[Records excerpted from a collection]
begin

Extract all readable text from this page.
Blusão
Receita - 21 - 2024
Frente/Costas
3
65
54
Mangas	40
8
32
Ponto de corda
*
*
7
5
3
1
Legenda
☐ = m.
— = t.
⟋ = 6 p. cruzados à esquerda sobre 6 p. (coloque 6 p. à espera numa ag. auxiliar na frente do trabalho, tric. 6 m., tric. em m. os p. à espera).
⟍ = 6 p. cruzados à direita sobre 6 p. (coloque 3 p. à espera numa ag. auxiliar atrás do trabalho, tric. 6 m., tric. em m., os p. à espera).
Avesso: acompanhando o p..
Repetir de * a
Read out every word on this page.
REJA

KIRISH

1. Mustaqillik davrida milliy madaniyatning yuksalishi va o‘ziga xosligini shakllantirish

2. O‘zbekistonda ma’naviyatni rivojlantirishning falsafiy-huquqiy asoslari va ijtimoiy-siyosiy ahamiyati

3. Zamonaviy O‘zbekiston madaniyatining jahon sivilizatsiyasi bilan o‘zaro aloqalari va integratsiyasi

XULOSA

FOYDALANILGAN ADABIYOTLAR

end

> _Problem to work on_
Return each entry from above without altering a single character.

> _Solution_
Extract all readable text from this page.
Blusão
Receita - 21 - 2024
Frente/Costas
3
65
54
Mangas	40
8
32
Ponto de corda
*
*
7
5
3
1
Legenda
☐ = m.
— = t.
⟋ = 6 p. cruzados à esquerda sobre 6 p. (coloque 6 p. à espera numa ag. auxiliar na frente do trabalho, tric. 6 m., tric. em m. os p. à espera).
⟍ = 6 p. cruzados à direita sobre 6 p. (coloque 3 p. à espera numa ag. auxiliar atrás do trabalho, tric. 6 m., tric. em m., os p. à espera).
Avesso: acompanhando o p..
Repetir de * a
Read out every word on this page.
REJA

KIRISH

1. Mustaqillik davrida milliy madaniyatning yuksalishi va o‘ziga xosligini shakllantirish

2. O‘zbekistonda ma’naviyatni rivojlantirishning falsafiy-huquqiy asoslari va ijtimoiy-siyosiy ahamiyati

3. Zamonaviy O‘zbekiston madaniyatining jahon sivilizatsiyasi bilan o‘zaro aloqalari va integratsiyasi

XULOSA

FOYDALANILGAN ADABIYOTLAR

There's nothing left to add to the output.